PROVIDED ENTRIES
━━━━━━━━━━

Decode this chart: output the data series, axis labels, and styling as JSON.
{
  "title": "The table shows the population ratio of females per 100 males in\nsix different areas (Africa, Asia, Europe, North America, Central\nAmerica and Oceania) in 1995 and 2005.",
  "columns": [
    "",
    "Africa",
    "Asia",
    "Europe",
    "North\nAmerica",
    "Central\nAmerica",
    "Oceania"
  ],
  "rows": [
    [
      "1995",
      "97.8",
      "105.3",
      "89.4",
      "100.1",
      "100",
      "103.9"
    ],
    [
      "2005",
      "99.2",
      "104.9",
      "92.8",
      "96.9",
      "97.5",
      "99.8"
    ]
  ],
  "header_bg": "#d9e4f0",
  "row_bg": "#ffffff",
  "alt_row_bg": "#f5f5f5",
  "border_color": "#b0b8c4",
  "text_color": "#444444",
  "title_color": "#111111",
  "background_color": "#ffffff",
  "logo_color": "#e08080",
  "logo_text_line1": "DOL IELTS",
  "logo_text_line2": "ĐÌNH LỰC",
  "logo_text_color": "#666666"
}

━━━━━━━━━━

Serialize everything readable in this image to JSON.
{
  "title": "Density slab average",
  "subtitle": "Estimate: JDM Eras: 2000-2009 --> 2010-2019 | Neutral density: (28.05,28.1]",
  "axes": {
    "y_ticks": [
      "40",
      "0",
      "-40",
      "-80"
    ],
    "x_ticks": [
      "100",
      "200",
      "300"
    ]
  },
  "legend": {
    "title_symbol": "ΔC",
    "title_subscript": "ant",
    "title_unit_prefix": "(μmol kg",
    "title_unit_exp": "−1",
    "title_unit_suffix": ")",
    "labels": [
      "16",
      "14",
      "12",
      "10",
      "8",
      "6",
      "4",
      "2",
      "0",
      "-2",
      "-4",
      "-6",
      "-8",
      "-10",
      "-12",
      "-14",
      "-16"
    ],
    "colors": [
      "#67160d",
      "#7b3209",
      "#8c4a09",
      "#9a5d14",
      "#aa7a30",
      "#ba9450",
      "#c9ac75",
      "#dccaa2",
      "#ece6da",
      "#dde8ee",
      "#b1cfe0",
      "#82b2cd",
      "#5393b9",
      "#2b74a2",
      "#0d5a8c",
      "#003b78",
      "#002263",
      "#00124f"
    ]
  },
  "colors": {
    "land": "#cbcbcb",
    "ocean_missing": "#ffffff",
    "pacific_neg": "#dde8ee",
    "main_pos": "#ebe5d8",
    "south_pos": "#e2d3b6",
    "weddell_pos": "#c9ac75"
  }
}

━━━━━━━━━━

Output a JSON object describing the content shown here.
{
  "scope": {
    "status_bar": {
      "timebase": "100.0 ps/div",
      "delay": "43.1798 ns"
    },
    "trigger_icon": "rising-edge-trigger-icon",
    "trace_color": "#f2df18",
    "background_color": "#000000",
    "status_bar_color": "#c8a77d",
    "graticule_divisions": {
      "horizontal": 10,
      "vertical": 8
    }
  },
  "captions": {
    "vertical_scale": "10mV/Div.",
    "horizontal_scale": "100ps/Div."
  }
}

━━━━━━━━━━

Go through the entries above and pull out each line with "Asia" in it.

RESPONSE FOR THIS EXERCISE
  "title": "The table shows the population ratio of females per 100 males in\nsix different areas (Africa, Asia, Europe, North America, Central\nAmerica and Oceania) in 1995 and 2005.",
    "Asia",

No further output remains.